**AIM**
Reproduce the records below exactly, leaving out any pictures.

(Data items)

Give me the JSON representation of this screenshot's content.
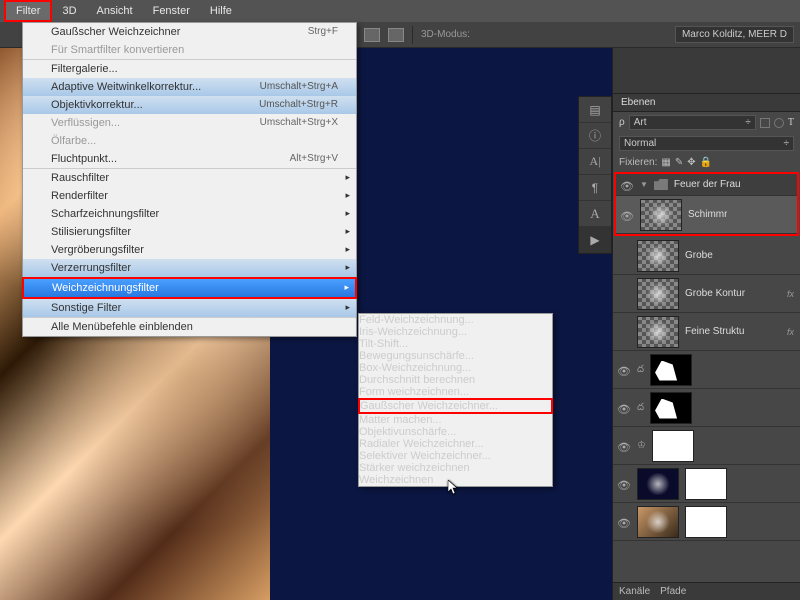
{
  "menubar": [
    "Filter",
    "3D",
    "Ansicht",
    "Fenster",
    "Hilfe"
  ],
  "toolbar": {
    "mode": "3D-Modus:",
    "user": "Marco Kolditz, MEER D"
  },
  "filterMenu": {
    "last": {
      "label": "Gaußscher Weichzeichner",
      "shortcut": "Strg+F"
    },
    "smart": "Für Smartfilter konvertieren",
    "gallery": "Filtergalerie...",
    "adaptive": {
      "label": "Adaptive Weitwinkelkorrektur...",
      "shortcut": "Umschalt+Strg+A"
    },
    "lens": {
      "label": "Objektivkorrektur...",
      "shortcut": "Umschalt+Strg+R"
    },
    "liquify": {
      "label": "Verflüssigen...",
      "shortcut": "Umschalt+Strg+X"
    },
    "oil": "Ölfarbe...",
    "vanish": {
      "label": "Fluchtpunkt...",
      "shortcut": "Alt+Strg+V"
    },
    "noise": "Rauschfilter",
    "render": "Renderfilter",
    "sharpen": "Scharfzeichnungsfilter",
    "stylize": "Stilisierungsfilter",
    "pixelate": "Vergröberungsfilter",
    "distort": "Verzerrungsfilter",
    "blur": "Weichzeichnungsfilter",
    "other": "Sonstige Filter",
    "showAll": "Alle Menübefehle einblenden"
  },
  "blurSubmenu": {
    "field": "Feld-Weichzeichnung...",
    "iris": "Iris-Weichzeichnung...",
    "tilt": "Tilt-Shift...",
    "motion": "Bewegungsunschärfe...",
    "box": "Box-Weichzeichnung...",
    "average": "Durchschnitt berechnen",
    "shape": "Form weichzeichnen...",
    "gaussian": "Gaußscher Weichzeichner...",
    "matte": "Matter machen...",
    "lensblur": "Objektivunschärfe...",
    "radial": "Radialer Weichzeichner...",
    "selective": "Selektiver Weichzeichner...",
    "more": "Stärker weichzeichnen",
    "simple": "Weichzeichnen"
  },
  "panels": {
    "ebenen": "Ebenen",
    "kind": "Art",
    "blend": "Normal",
    "lock": "Fixieren:",
    "kanale": "Kanäle",
    "pfade": "Pfade"
  },
  "layers": {
    "group": "Feuer der Frau",
    "l1": "Schimmr",
    "l2": "Grobe",
    "l3": "Grobe Kontur",
    "l4": "Feine Struktu"
  }
}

**WRITTEN RESPONSE**
Give me the JSON representation of this screenshot's content.
{
  "menubar": [
    "Filter",
    "3D",
    "Ansicht",
    "Fenster",
    "Hilfe"
  ],
  "toolbar": {
    "mode": "3D-Modus:",
    "user": "Marco Kolditz, MEER D"
  },
  "filterMenu": {
    "last": {
      "label": "Gaußscher Weichzeichner",
      "shortcut": "Strg+F"
    },
    "smart": "Für Smartfilter konvertieren",
    "gallery": "Filtergalerie...",
    "adaptive": {
      "label": "Adaptive Weitwinkelkorrektur...",
      "shortcut": "Umschalt+Strg+A"
    },
    "lens": {
      "label": "Objektivkorrektur...",
      "shortcut": "Umschalt+Strg+R"
    },
    "liquify": {
      "label": "Verflüssigen...",
      "shortcut": "Umschalt+Strg+X"
    },
    "oil": "Ölfarbe...",
    "vanish": {
      "label": "Fluchtpunkt...",
      "shortcut": "Alt+Strg+V"
    },
    "noise": "Rauschfilter",
    "render": "Renderfilter",
    "sharpen": "Scharfzeichnungsfilter",
    "stylize": "Stilisierungsfilter",
    "pixelate": "Vergröberungsfilter",
    "distort": "Verzerrungsfilter",
    "blur": "Weichzeichnungsfilter",
    "other": "Sonstige Filter",
    "showAll": "Alle Menübefehle einblenden"
  },
  "blurSubmenu": {
    "field": "Feld-Weichzeichnung...",
    "iris": "Iris-Weichzeichnung...",
    "tilt": "Tilt-Shift...",
    "motion": "Bewegungsunschärfe...",
    "box": "Box-Weichzeichnung...",
    "average": "Durchschnitt berechnen",
    "shape": "Form weichzeichnen...",
    "gaussian": "Gaußscher Weichzeichner...",
    "matte": "Matter machen...",
    "lensblur": "Objektivunschärfe...",
    "radial": "Radialer Weichzeichner...",
    "selective": "Selektiver Weichzeichner...",
    "more": "Stärker weichzeichnen",
    "simple": "Weichzeichnen"
  },
  "panels": {
    "ebenen": "Ebenen",
    "kind": "Art",
    "blend": "Normal",
    "lock": "Fixieren:",
    "kanale": "Kanäle",
    "pfade": "Pfade"
  },
  "layers": {
    "group": "Feuer der Frau",
    "l1": "Schimmr",
    "l2": "Grobe",
    "l3": "Grobe Kontur",
    "l4": "Feine Struktu"
  }
}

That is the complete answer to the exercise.